Written problem
Write out the listing exactly as it is given.

::: Exercise data

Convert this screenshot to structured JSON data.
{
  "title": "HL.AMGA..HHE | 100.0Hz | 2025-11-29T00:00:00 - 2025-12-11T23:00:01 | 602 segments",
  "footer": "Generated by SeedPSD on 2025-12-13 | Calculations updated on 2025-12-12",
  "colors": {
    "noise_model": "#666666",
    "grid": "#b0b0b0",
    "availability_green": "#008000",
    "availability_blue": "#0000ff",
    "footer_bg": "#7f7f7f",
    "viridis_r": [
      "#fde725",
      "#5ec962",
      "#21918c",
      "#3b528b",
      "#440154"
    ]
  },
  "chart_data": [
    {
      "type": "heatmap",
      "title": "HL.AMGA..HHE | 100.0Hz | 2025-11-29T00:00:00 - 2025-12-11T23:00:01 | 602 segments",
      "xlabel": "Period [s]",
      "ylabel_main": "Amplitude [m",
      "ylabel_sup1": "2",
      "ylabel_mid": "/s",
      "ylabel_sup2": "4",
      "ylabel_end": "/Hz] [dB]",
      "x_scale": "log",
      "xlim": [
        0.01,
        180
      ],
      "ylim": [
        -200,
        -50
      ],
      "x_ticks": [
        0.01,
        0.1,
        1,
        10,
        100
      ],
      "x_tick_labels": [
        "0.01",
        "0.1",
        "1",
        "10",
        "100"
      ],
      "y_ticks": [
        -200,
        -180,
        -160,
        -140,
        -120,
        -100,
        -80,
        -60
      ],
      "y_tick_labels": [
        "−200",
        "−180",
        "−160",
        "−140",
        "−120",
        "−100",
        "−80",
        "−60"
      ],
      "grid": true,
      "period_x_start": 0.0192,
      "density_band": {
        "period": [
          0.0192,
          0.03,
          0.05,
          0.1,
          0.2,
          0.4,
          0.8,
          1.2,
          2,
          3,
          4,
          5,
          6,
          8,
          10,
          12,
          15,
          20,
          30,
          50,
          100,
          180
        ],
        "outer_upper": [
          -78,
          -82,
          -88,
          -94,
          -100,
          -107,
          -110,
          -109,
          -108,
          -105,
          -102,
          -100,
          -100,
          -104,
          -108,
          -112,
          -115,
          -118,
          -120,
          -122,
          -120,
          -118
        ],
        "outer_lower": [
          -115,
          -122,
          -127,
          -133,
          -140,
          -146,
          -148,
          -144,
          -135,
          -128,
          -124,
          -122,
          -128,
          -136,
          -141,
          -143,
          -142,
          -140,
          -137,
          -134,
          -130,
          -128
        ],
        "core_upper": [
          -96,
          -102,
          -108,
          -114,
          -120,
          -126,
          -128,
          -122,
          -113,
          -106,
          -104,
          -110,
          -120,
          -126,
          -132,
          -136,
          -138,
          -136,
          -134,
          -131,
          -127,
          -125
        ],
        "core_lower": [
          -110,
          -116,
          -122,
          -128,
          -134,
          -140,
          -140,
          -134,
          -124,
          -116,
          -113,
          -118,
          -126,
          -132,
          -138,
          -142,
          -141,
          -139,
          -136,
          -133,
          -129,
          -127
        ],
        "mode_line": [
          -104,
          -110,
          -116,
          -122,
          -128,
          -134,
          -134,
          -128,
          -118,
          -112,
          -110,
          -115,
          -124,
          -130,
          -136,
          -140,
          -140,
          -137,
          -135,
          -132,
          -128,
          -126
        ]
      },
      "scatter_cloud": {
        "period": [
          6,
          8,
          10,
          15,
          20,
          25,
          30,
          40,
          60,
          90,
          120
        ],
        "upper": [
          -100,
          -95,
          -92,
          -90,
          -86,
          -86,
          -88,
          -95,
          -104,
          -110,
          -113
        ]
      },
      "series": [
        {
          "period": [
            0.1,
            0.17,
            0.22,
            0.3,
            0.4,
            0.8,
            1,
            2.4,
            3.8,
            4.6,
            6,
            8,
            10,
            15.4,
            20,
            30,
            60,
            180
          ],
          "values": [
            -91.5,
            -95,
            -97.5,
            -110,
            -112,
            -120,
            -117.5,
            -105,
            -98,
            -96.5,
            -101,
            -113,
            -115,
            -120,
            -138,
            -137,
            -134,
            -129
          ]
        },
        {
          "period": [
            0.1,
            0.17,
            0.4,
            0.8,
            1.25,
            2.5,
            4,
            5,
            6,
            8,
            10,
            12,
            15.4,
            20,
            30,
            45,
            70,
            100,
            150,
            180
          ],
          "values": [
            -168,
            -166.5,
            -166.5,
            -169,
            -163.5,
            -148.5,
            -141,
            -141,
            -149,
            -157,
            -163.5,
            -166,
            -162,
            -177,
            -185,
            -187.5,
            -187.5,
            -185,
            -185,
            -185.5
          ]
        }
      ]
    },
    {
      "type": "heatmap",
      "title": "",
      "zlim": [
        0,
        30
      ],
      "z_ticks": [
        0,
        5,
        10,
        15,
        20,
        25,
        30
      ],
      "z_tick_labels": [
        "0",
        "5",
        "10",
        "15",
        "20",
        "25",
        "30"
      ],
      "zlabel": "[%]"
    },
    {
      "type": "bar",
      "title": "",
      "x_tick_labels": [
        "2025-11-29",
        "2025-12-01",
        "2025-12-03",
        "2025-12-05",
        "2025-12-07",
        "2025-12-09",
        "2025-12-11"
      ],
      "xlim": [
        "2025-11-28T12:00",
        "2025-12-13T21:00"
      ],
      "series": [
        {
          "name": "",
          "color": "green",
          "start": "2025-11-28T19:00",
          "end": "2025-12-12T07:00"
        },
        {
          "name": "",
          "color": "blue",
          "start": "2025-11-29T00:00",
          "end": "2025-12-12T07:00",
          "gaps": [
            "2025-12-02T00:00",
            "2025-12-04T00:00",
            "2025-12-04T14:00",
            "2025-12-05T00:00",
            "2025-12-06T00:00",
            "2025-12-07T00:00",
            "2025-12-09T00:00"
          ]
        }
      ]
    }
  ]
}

::::::

Output of the task
Convert this screenshot to structured JSON data.
{
  "title": "HL.AMGA..HHE | 100.0Hz | 2025-11-29T00:00:00 - 2025-12-11T23:00:01 | 602 segments",
  "footer": "Generated by SeedPSD on 2025-12-13 | Calculations updated on 2025-12-12",
  "colors": {
    "noise_model": "#666666",
    "grid": "#b0b0b0",
    "availability_green": "#008000",
    "availability_blue": "#0000ff",
    "footer_bg": "#7f7f7f",
    "viridis_r": [
      "#fde725",
      "#5ec962",
      "#21918c",
      "#3b528b",
      "#440154"
    ]
  },
  "chart_data": [
    {
      "type": "heatmap",
      "title": "HL.AMGA..HHE | 100.0Hz | 2025-11-29T00:00:00 - 2025-12-11T23:00:01 | 602 segments",
      "xlabel": "Period [s]",
      "ylabel_main": "Amplitude [m",
      "ylabel_sup1": "2",
      "ylabel_mid": "/s",
      "ylabel_sup2": "4",
      "ylabel_end": "/Hz] [dB]",
      "x_scale": "log",
      "xlim": [
        0.01,
        180
      ],
      "ylim": [
        -200,
        -50
      ],
      "x_ticks": [
        0.01,
        0.1,
        1,
        10,
        100
      ],
      "x_tick_labels": [
        "0.01",
        "0.1",
        "1",
        "10",
        "100"
      ],
      "y_ticks": [
        -200,
        -180,
        -160,
        -140,
        -120,
        -100,
        -80,
        -60
      ],
      "y_tick_labels": [
        "−200",
        "−180",
        "−160",
        "−140",
        "−120",
        "−100",
        "−80",
        "−60"
      ],
      "grid": true,
      "period_x_start": 0.0192,
      "density_band": {
        "period": [
          0.0192,
          0.03,
          0.05,
          0.1,
          0.2,
          0.4,
          0.8,
          1.2,
          2,
          3,
          4,
          5,
          6,
          8,
          10,
          12,
          15,
          20,
          30,
          50,
          100,
          180
        ],
        "outer_upper": [
          -78,
          -82,
          -88,
          -94,
          -100,
          -107,
          -110,
          -109,
          -108,
          -105,
          -102,
          -100,
          -100,
          -104,
          -108,
          -112,
          -115,
          -118,
          -120,
          -122,
          -120,
          -118
        ],
        "outer_lower": [
          -115,
          -122,
          -127,
          -133,
          -140,
          -146,
          -148,
          -144,
          -135,
          -128,
          -124,
          -122,
          -128,
          -136,
          -141,
          -143,
          -142,
          -140,
          -137,
          -134,
          -130,
          -128
        ],
        "core_upper": [
          -96,
          -102,
          -108,
          -114,
          -120,
          -126,
          -128,
          -122,
          -113,
          -106,
          -104,
          -110,
          -120,
          -126,
          -132,
          -136,
          -138,
          -136,
          -134,
          -131,
          -127,
          -125
        ],
        "core_lower": [
          -110,
          -116,
          -122,
          -128,
          -134,
          -140,
          -140,
          -134,
          -124,
          -116,
          -113,
          -118,
          -126,
          -132,
          -138,
          -142,
          -141,
          -139,
          -136,
          -133,
          -129,
          -127
        ],
        "mode_line": [
          -104,
          -110,
          -116,
          -122,
          -128,
          -134,
          -134,
          -128,
          -118,
          -112,
          -110,
          -115,
          -124,
          -130,
          -136,
          -140,
          -140,
          -137,
          -135,
          -132,
          -128,
          -126
        ]
      },
      "scatter_cloud": {
        "period": [
          6,
          8,
          10,
          15,
          20,
          25,
          30,
          40,
          60,
          90,
          120
        ],
        "upper": [
          -100,
          -95,
          -92,
          -90,
          -86,
          -86,
          -88,
          -95,
          -104,
          -110,
          -113
        ]
      },
      "series": [
        {
          "period": [
            0.1,
            0.17,
            0.22,
            0.3,
            0.4,
            0.8,
            1,
            2.4,
            3.8,
            4.6,
            6,
            8,
            10,
            15.4,
            20,
            30,
            60,
            180
          ],
          "values": [
            -91.5,
            -95,
            -97.5,
            -110,
            -112,
            -120,
            -117.5,
            -105,
            -98,
            -96.5,
            -101,
            -113,
            -115,
            -120,
            -138,
            -137,
            -134,
            -129
          ]
        },
        {
          "period": [
            0.1,
            0.17,
            0.4,
            0.8,
            1.25,
            2.5,
            4,
            5,
            6,
            8,
            10,
            12,
            15.4,
            20,
            30,
            45,
            70,
            100,
            150,
            180
          ],
          "values": [
            -168,
            -166.5,
            -166.5,
            -169,
            -163.5,
            -148.5,
            -141,
            -141,
            -149,
            -157,
            -163.5,
            -166,
            -162,
            -177,
            -185,
            -187.5,
            -187.5,
            -185,
            -185,
            -185.5
          ]
        }
      ]
    },
    {
      "type": "heatmap",
      "title": "",
      "zlim": [
        0,
        30
      ],
      "z_ticks": [
        0,
        5,
        10,
        15,
        20,
        25,
        30
      ],
      "z_tick_labels": [
        "0",
        "5",
        "10",
        "15",
        "20",
        "25",
        "30"
      ],
      "zlabel": "[%]"
    },
    {
      "type": "bar",
      "title": "",
      "x_tick_labels": [
        "2025-11-29",
        "2025-12-01",
        "2025-12-03",
        "2025-12-05",
        "2025-12-07",
        "2025-12-09",
        "2025-12-11"
      ],
      "xlim": [
        "2025-11-28T12:00",
        "2025-12-13T21:00"
      ],
      "series": [
        {
          "name": "",
          "color": "green",
          "start": "2025-11-28T19:00",
          "end": "2025-12-12T07:00"
        },
        {
          "name": "",
          "color": "blue",
          "start": "2025-11-29T00:00",
          "end": "2025-12-12T07:00",
          "gaps": [
            "2025-12-02T00:00",
            "2025-12-04T00:00",
            "2025-12-04T14:00",
            "2025-12-05T00:00",
            "2025-12-06T00:00",
            "2025-12-07T00:00",
            "2025-12-09T00:00"
          ]
        }
      ]
    }
  ]
}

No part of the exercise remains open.